TASK TO COMPLETE »
Collect all lines containing the word "planach" from the data.

━━━ DATA SHOWN

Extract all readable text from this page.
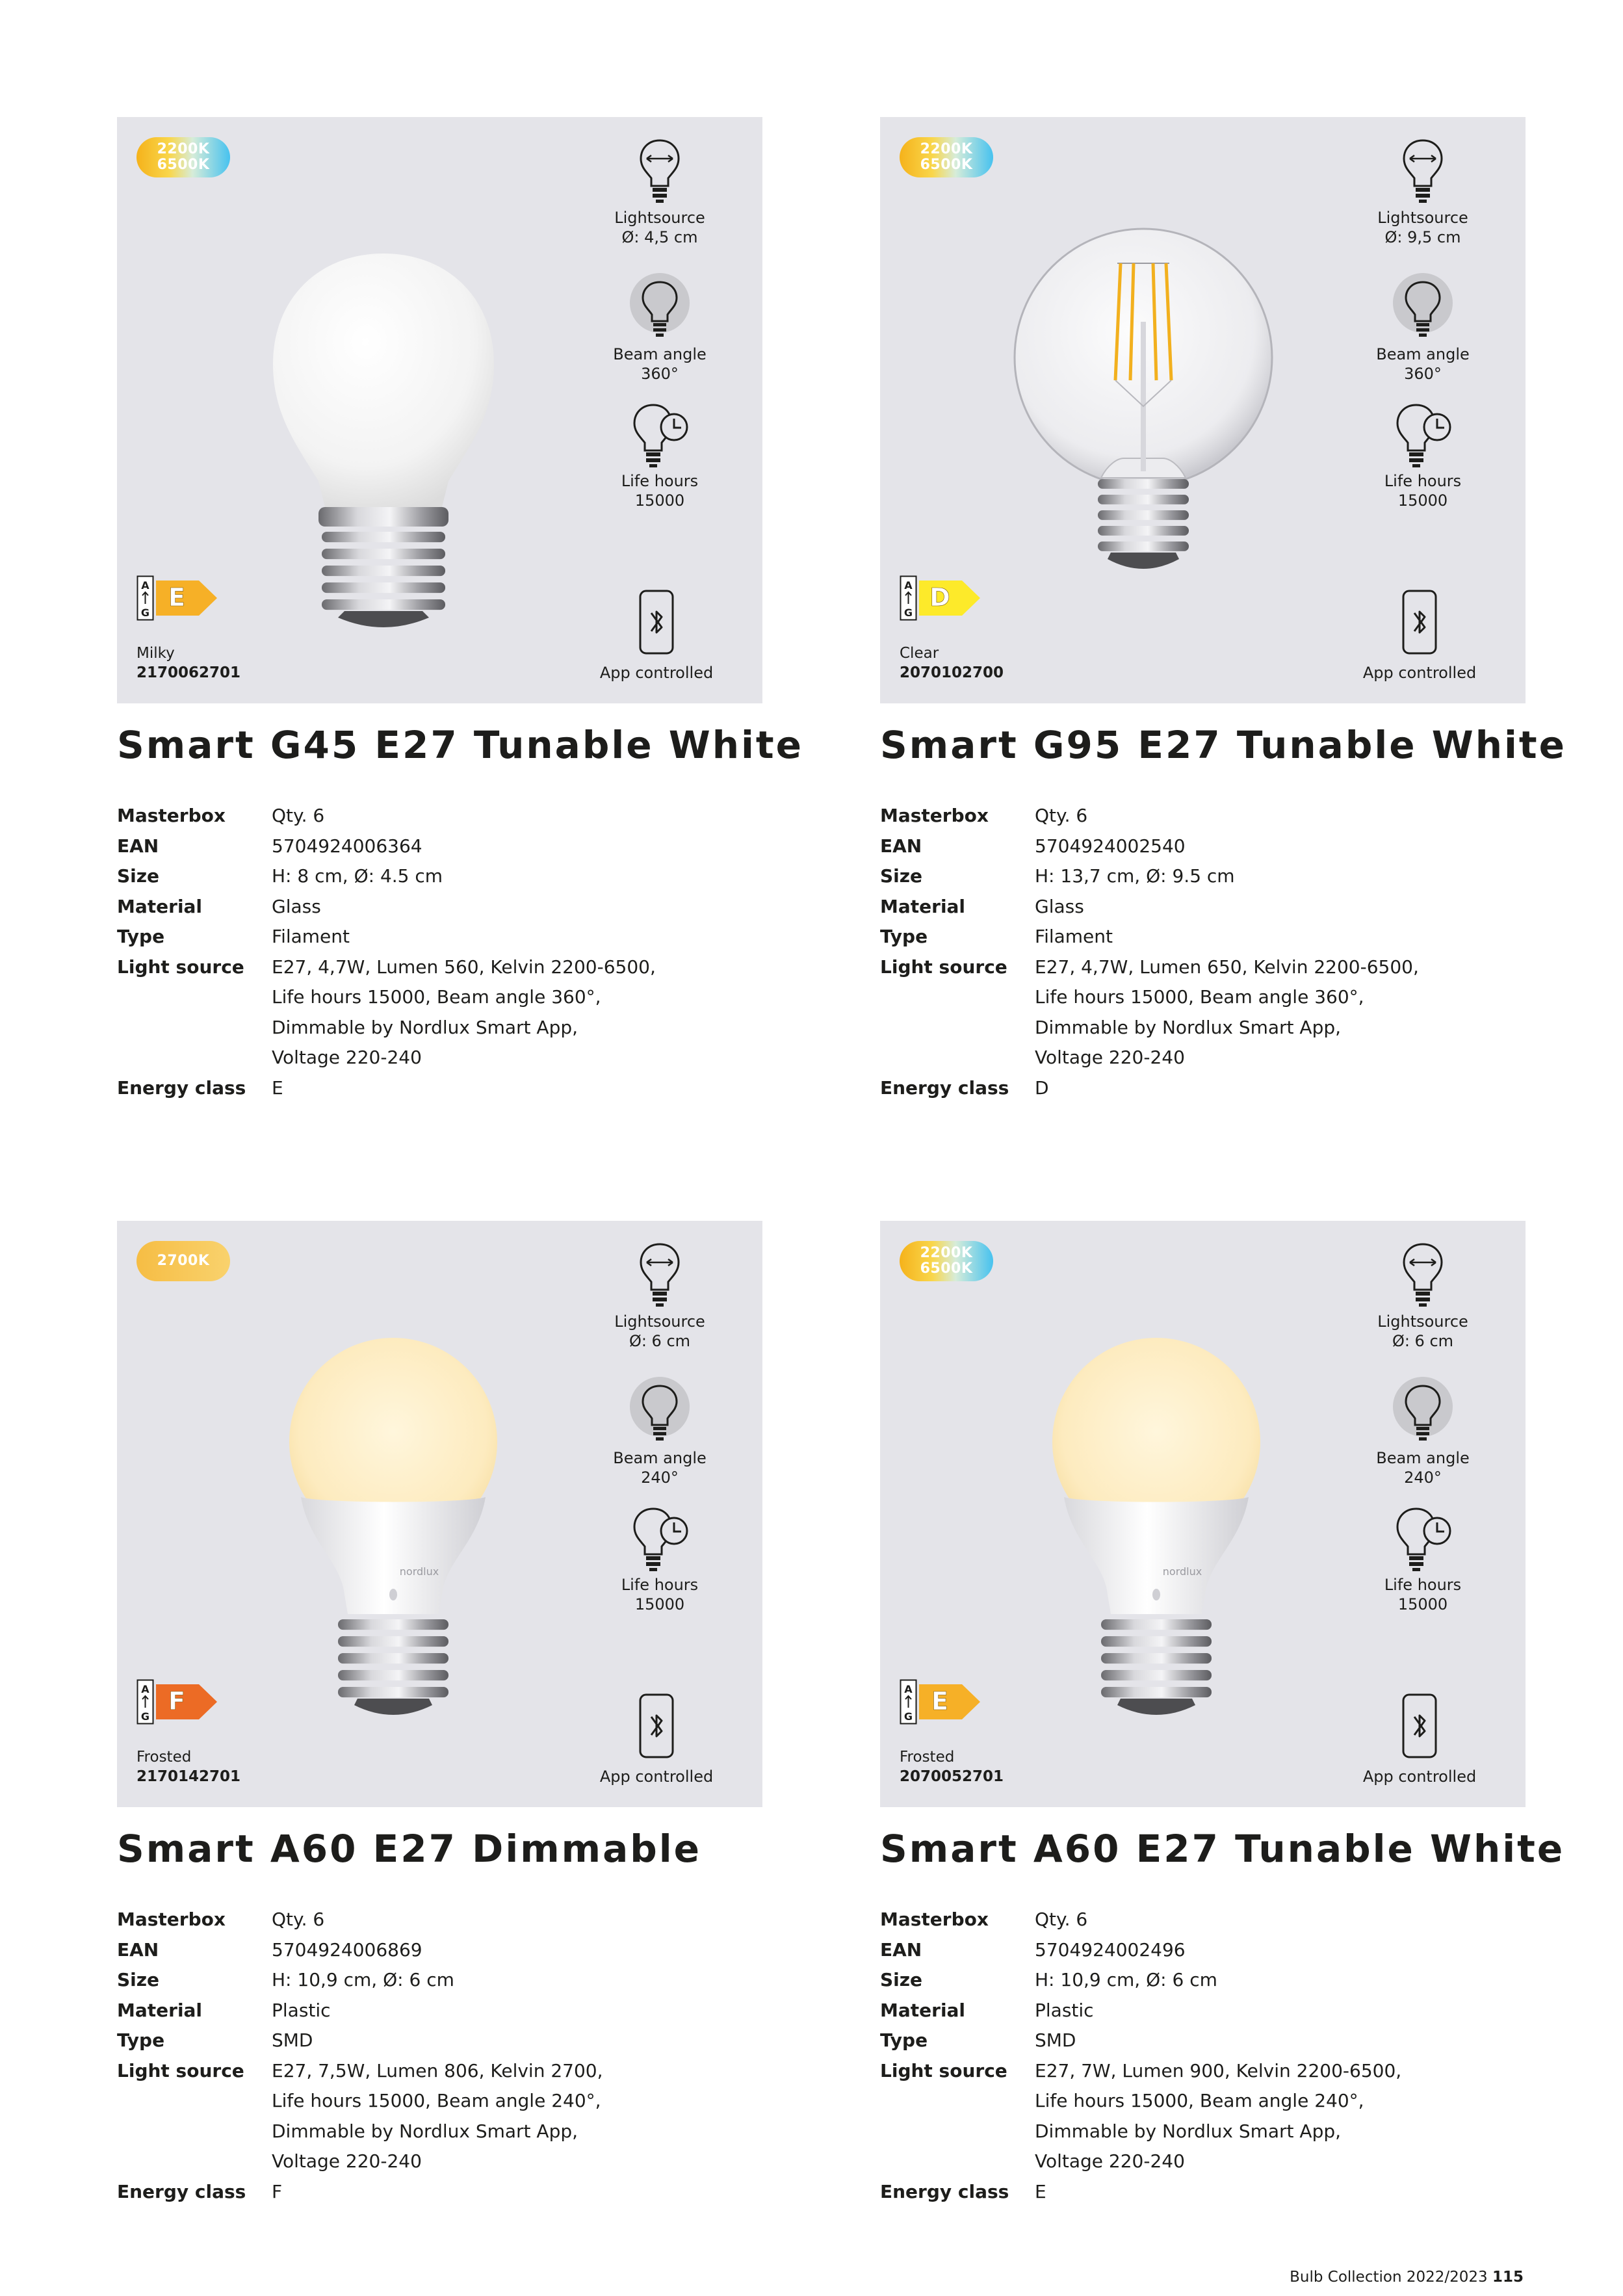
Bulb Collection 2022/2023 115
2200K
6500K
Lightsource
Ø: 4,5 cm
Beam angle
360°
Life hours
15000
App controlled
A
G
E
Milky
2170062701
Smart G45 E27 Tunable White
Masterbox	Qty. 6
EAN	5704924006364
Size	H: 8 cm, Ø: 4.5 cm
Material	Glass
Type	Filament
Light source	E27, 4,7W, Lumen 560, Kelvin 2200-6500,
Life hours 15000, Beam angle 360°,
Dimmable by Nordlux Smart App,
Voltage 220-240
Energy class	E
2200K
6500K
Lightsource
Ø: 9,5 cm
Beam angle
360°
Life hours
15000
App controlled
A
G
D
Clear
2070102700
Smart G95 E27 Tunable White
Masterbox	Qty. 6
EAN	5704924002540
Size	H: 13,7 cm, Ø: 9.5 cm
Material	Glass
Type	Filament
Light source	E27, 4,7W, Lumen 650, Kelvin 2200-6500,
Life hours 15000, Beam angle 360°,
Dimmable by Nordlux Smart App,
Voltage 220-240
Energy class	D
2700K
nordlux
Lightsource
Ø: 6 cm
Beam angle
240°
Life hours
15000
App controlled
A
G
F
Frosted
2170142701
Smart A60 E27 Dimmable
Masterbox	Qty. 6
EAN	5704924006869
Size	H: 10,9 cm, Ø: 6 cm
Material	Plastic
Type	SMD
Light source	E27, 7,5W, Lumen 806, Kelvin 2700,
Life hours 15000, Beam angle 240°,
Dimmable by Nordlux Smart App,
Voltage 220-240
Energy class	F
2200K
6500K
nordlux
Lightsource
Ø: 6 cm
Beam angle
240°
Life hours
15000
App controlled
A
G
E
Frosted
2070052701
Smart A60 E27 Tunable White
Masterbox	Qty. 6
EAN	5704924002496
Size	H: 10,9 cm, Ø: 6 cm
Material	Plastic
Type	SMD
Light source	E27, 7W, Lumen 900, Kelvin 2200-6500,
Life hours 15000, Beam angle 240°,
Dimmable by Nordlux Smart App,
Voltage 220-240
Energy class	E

━━━━━━
━━━ DATA SHOWN

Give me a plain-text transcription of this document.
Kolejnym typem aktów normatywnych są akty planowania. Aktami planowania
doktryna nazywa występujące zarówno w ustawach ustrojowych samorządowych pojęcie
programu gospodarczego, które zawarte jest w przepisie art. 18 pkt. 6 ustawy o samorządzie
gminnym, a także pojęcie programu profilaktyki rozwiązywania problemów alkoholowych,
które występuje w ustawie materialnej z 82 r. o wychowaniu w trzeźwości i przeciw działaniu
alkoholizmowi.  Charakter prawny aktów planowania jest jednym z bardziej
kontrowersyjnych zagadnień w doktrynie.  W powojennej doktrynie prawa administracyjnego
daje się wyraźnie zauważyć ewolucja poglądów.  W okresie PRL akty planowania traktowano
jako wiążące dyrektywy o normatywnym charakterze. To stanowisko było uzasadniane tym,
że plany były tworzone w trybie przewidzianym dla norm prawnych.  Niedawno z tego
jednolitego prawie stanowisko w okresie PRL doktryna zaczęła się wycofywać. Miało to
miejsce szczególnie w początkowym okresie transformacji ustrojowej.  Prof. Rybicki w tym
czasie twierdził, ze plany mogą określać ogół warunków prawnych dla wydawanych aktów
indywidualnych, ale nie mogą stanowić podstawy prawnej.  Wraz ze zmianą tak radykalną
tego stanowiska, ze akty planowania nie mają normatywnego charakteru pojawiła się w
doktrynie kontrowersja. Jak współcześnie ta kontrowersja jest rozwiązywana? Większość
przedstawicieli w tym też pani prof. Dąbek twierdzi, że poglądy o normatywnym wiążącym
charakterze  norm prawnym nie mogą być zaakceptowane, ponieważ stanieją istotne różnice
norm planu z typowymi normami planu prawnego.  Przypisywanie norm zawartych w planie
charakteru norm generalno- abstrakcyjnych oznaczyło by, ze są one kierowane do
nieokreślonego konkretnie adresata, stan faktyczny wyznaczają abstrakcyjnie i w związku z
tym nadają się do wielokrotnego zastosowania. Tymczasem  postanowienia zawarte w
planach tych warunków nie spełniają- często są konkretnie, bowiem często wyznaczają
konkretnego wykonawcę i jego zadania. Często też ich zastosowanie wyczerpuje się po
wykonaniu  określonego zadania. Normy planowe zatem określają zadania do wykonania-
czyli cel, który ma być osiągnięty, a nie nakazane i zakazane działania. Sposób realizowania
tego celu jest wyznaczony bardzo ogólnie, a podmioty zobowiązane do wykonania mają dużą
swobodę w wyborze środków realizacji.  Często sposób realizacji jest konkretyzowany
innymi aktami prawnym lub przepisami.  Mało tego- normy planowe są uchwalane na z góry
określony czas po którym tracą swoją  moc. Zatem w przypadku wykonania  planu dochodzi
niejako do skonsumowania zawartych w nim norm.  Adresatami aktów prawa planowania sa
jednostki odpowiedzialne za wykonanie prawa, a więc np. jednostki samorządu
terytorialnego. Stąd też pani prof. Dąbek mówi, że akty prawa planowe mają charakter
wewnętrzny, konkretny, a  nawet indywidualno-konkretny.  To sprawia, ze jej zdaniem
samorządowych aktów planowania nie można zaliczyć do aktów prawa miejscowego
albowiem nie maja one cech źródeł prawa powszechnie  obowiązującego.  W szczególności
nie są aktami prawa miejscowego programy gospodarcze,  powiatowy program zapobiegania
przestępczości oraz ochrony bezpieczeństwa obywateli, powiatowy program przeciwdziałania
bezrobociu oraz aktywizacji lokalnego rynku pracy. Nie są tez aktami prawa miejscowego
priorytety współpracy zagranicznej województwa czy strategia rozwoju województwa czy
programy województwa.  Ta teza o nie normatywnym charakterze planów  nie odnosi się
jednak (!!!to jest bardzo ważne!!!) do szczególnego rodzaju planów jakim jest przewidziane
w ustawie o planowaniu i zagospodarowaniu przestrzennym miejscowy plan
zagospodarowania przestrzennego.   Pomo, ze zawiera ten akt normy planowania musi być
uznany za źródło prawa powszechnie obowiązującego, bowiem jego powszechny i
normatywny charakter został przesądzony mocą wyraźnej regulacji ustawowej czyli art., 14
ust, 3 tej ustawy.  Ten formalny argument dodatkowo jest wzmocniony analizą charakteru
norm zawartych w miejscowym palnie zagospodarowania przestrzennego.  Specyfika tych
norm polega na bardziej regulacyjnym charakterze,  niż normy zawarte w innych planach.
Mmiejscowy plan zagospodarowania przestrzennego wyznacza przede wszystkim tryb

━━━━━━

RESULT »
planach tych warunków nie spełniają- często są konkretnie, bowiem często wyznaczają
norm polega na bardziej regulacyjnym charakterze,  niż normy zawarte w innych planach.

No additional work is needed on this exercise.